--- begin Information supplied ---

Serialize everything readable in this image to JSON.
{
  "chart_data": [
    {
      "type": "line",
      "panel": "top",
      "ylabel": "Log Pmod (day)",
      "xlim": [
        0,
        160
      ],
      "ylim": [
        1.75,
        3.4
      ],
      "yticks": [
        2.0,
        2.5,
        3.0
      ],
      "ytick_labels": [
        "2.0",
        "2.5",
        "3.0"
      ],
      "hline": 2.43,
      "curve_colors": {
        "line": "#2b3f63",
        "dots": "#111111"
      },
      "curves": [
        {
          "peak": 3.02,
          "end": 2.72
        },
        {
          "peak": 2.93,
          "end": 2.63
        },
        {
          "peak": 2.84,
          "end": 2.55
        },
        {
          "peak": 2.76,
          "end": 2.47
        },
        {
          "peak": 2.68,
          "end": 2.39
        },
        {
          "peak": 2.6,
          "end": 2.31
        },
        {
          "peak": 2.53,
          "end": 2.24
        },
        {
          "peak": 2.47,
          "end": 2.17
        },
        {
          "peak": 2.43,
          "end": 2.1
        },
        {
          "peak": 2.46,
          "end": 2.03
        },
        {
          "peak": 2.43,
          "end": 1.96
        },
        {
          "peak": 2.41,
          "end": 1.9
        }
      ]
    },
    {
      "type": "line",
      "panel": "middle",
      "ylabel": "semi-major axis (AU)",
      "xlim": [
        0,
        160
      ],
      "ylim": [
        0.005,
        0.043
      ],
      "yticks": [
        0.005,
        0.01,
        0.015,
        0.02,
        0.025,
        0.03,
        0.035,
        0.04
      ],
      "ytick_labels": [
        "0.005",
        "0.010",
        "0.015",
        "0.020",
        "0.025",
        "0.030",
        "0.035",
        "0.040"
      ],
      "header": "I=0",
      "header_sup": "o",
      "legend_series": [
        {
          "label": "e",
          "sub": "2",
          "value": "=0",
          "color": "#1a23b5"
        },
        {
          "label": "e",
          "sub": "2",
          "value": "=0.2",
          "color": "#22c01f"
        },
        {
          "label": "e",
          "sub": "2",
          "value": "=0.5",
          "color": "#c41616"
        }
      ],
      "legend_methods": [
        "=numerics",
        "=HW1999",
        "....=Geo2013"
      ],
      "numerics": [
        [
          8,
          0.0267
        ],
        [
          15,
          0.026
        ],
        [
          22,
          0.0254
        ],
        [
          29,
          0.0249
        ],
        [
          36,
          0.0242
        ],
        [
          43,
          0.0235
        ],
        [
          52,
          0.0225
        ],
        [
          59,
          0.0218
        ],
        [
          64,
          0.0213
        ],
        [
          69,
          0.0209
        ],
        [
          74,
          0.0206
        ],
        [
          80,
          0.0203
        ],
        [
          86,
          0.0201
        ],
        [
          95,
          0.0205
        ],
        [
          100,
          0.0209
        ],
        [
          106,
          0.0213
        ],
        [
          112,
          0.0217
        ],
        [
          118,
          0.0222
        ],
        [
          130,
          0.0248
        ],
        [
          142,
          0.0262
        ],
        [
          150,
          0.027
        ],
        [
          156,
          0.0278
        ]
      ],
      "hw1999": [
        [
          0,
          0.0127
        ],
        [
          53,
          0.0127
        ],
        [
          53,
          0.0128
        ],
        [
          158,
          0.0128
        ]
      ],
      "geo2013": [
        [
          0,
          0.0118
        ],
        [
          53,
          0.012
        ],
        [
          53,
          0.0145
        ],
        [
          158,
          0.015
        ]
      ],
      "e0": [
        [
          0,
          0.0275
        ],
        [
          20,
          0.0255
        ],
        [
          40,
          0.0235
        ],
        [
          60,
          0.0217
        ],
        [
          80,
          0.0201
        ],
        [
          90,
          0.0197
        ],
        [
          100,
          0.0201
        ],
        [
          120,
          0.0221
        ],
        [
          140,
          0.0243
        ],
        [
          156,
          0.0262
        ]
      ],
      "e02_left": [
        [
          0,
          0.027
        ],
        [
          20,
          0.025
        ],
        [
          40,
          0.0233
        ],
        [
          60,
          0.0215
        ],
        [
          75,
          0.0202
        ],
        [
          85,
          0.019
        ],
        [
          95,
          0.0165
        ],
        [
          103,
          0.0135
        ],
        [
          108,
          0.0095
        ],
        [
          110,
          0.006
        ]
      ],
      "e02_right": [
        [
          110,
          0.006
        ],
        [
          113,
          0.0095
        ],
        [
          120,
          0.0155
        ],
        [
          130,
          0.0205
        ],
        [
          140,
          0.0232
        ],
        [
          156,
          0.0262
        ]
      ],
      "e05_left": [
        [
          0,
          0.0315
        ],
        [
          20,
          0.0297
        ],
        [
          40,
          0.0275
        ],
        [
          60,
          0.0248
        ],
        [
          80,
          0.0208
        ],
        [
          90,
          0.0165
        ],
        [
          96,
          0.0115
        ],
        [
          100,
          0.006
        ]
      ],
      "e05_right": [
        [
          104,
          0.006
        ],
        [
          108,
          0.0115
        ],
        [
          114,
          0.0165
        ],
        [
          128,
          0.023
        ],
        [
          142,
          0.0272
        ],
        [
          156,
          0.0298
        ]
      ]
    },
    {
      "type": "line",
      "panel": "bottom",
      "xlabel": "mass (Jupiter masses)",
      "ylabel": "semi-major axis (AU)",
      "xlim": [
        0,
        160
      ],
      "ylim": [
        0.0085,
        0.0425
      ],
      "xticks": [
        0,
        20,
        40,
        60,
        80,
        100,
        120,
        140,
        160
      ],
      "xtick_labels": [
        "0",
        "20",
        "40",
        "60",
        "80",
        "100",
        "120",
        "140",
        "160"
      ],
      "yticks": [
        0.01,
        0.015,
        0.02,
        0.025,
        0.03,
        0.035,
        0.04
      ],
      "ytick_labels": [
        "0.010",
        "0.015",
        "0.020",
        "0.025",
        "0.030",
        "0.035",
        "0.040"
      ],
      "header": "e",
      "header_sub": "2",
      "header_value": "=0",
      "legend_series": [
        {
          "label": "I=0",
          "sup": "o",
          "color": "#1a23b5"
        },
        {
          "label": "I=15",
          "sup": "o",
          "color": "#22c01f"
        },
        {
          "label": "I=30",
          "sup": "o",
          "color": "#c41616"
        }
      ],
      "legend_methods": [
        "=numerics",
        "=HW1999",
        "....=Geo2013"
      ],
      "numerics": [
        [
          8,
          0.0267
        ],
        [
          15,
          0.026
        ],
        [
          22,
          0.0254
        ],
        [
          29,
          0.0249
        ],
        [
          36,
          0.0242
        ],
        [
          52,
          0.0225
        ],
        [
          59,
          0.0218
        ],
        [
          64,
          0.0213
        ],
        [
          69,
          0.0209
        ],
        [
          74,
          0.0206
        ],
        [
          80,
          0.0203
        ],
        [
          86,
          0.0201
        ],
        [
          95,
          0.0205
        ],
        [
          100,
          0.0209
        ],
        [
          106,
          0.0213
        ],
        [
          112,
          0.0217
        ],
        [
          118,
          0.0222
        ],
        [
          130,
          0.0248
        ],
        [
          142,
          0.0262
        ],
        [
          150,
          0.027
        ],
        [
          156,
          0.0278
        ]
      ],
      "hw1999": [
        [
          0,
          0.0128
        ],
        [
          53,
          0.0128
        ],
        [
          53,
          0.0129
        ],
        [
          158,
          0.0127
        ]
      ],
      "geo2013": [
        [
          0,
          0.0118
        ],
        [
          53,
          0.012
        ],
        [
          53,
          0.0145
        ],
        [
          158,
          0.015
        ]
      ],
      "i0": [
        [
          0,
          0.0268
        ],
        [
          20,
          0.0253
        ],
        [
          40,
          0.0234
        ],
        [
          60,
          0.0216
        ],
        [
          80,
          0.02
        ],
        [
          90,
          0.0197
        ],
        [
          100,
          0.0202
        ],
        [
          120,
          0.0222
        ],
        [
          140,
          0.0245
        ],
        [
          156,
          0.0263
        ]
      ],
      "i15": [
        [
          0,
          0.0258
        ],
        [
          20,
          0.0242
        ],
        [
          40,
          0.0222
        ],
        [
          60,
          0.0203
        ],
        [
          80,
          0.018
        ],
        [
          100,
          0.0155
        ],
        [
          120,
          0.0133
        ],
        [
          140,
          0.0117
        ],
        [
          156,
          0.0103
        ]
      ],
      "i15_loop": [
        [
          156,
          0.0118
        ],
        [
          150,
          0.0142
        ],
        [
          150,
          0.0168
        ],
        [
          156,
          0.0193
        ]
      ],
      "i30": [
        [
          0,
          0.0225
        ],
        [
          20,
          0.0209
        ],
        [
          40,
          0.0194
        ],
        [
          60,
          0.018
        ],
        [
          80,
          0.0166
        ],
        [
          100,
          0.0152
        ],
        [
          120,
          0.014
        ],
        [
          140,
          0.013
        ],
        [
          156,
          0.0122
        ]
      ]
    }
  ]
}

--- end Information supplied ---

### Written task
Which lines hold the word "panel"? Copy every one of them.

### Result of this exercise
      "panel": "top",
      "panel": "middle",
      "panel": "bottom",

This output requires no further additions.